* _Task statement_
Every record must be written out once more, with nothing added or omitted.

-------- Given data

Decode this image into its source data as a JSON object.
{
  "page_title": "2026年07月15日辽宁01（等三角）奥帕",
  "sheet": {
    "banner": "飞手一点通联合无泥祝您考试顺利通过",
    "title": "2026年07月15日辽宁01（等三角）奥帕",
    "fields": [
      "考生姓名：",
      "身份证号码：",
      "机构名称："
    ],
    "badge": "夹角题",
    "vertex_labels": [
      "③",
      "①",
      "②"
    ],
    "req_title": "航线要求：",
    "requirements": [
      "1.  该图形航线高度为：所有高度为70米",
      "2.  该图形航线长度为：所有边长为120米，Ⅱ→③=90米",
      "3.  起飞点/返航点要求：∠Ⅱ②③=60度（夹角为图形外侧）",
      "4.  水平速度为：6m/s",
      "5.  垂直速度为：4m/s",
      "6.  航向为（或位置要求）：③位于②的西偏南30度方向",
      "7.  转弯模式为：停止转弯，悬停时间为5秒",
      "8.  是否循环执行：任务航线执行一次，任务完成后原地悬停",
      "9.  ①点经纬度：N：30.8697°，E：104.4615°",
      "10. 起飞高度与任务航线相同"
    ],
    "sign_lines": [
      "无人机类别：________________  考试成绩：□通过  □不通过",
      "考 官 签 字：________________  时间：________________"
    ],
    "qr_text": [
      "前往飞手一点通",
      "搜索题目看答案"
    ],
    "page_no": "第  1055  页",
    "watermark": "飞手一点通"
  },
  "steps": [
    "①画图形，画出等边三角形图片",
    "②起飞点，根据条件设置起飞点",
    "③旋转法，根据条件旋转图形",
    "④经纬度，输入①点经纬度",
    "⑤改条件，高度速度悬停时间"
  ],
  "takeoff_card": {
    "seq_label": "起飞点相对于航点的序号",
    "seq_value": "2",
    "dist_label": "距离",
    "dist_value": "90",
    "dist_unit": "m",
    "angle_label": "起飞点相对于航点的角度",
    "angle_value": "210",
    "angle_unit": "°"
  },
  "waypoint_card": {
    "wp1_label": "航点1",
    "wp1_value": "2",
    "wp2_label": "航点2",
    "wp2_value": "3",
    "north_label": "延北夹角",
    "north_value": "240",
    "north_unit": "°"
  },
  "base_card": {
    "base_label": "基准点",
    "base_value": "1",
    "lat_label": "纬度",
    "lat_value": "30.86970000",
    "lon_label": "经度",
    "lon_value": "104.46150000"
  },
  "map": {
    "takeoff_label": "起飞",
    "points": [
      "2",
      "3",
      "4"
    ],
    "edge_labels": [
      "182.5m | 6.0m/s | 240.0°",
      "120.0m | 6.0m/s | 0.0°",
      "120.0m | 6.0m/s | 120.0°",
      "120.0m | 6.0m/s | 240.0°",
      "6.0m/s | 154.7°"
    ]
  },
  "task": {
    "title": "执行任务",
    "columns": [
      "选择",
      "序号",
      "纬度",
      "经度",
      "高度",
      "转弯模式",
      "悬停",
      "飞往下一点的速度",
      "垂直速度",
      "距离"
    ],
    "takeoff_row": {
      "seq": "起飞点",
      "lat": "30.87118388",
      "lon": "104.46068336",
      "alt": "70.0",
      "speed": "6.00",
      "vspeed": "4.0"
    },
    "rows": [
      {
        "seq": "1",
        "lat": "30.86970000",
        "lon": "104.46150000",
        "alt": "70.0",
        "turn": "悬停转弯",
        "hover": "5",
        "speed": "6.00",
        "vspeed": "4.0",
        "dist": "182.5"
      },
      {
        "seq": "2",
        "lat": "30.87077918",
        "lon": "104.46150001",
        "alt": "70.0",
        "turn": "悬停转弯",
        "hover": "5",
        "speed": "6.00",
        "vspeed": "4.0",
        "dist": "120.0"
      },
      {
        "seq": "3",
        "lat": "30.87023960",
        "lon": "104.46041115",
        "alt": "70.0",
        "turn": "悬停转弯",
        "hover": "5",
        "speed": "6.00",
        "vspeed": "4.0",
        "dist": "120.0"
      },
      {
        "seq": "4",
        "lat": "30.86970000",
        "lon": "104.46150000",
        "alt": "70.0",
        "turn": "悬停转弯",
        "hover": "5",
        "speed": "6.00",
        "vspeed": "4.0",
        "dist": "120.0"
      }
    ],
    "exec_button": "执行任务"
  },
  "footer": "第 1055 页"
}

----------------

* _Reply_
Decode this image into its source data as a JSON object.
{
  "page_title": "2026年07月15日辽宁01（等三角）奥帕",
  "sheet": {
    "banner": "飞手一点通联合无泥祝您考试顺利通过",
    "title": "2026年07月15日辽宁01（等三角）奥帕",
    "fields": [
      "考生姓名：",
      "身份证号码：",
      "机构名称："
    ],
    "badge": "夹角题",
    "vertex_labels": [
      "③",
      "①",
      "②"
    ],
    "req_title": "航线要求：",
    "requirements": [
      "1.  该图形航线高度为：所有高度为70米",
      "2.  该图形航线长度为：所有边长为120米，Ⅱ→③=90米",
      "3.  起飞点/返航点要求：∠Ⅱ②③=60度（夹角为图形外侧）",
      "4.  水平速度为：6m/s",
      "5.  垂直速度为：4m/s",
      "6.  航向为（或位置要求）：③位于②的西偏南30度方向",
      "7.  转弯模式为：停止转弯，悬停时间为5秒",
      "8.  是否循环执行：任务航线执行一次，任务完成后原地悬停",
      "9.  ①点经纬度：N：30.8697°，E：104.4615°",
      "10. 起飞高度与任务航线相同"
    ],
    "sign_lines": [
      "无人机类别：________________  考试成绩：□通过  □不通过",
      "考 官 签 字：________________  时间：________________"
    ],
    "qr_text": [
      "前往飞手一点通",
      "搜索题目看答案"
    ],
    "page_no": "第  1055  页",
    "watermark": "飞手一点通"
  },
  "steps": [
    "①画图形，画出等边三角形图片",
    "②起飞点，根据条件设置起飞点",
    "③旋转法，根据条件旋转图形",
    "④经纬度，输入①点经纬度",
    "⑤改条件，高度速度悬停时间"
  ],
  "takeoff_card": {
    "seq_label": "起飞点相对于航点的序号",
    "seq_value": "2",
    "dist_label": "距离",
    "dist_value": "90",
    "dist_unit": "m",
    "angle_label": "起飞点相对于航点的角度",
    "angle_value": "210",
    "angle_unit": "°"
  },
  "waypoint_card": {
    "wp1_label": "航点1",
    "wp1_value": "2",
    "wp2_label": "航点2",
    "wp2_value": "3",
    "north_label": "延北夹角",
    "north_value": "240",
    "north_unit": "°"
  },
  "base_card": {
    "base_label": "基准点",
    "base_value": "1",
    "lat_label": "纬度",
    "lat_value": "30.86970000",
    "lon_label": "经度",
    "lon_value": "104.46150000"
  },
  "map": {
    "takeoff_label": "起飞",
    "points": [
      "2",
      "3",
      "4"
    ],
    "edge_labels": [
      "182.5m | 6.0m/s | 240.0°",
      "120.0m | 6.0m/s | 0.0°",
      "120.0m | 6.0m/s | 120.0°",
      "120.0m | 6.0m/s | 240.0°",
      "6.0m/s | 154.7°"
    ]
  },
  "task": {
    "title": "执行任务",
    "columns": [
      "选择",
      "序号",
      "纬度",
      "经度",
      "高度",
      "转弯模式",
      "悬停",
      "飞往下一点的速度",
      "垂直速度",
      "距离"
    ],
    "takeoff_row": {
      "seq": "起飞点",
      "lat": "30.87118388",
      "lon": "104.46068336",
      "alt": "70.0",
      "speed": "6.00",
      "vspeed": "4.0"
    },
    "rows": [
      {
        "seq": "1",
        "lat": "30.86970000",
        "lon": "104.46150000",
        "alt": "70.0",
        "turn": "悬停转弯",
        "hover": "5",
        "speed": "6.00",
        "vspeed": "4.0",
        "dist": "182.5"
      },
      {
        "seq": "2",
        "lat": "30.87077918",
        "lon": "104.46150001",
        "alt": "70.0",
        "turn": "悬停转弯",
        "hover": "5",
        "speed": "6.00",
        "vspeed": "4.0",
        "dist": "120.0"
      },
      {
        "seq": "3",
        "lat": "30.87023960",
        "lon": "104.46041115",
        "alt": "70.0",
        "turn": "悬停转弯",
        "hover": "5",
        "speed": "6.00",
        "vspeed": "4.0",
        "dist": "120.0"
      },
      {
        "seq": "4",
        "lat": "30.86970000",
        "lon": "104.46150000",
        "alt": "70.0",
        "turn": "悬停转弯",
        "hover": "5",
        "speed": "6.00",
        "vspeed": "4.0",
        "dist": "120.0"
      }
    ],
    "exec_button": "执行任务"
  },
  "footer": "第 1055 页"
}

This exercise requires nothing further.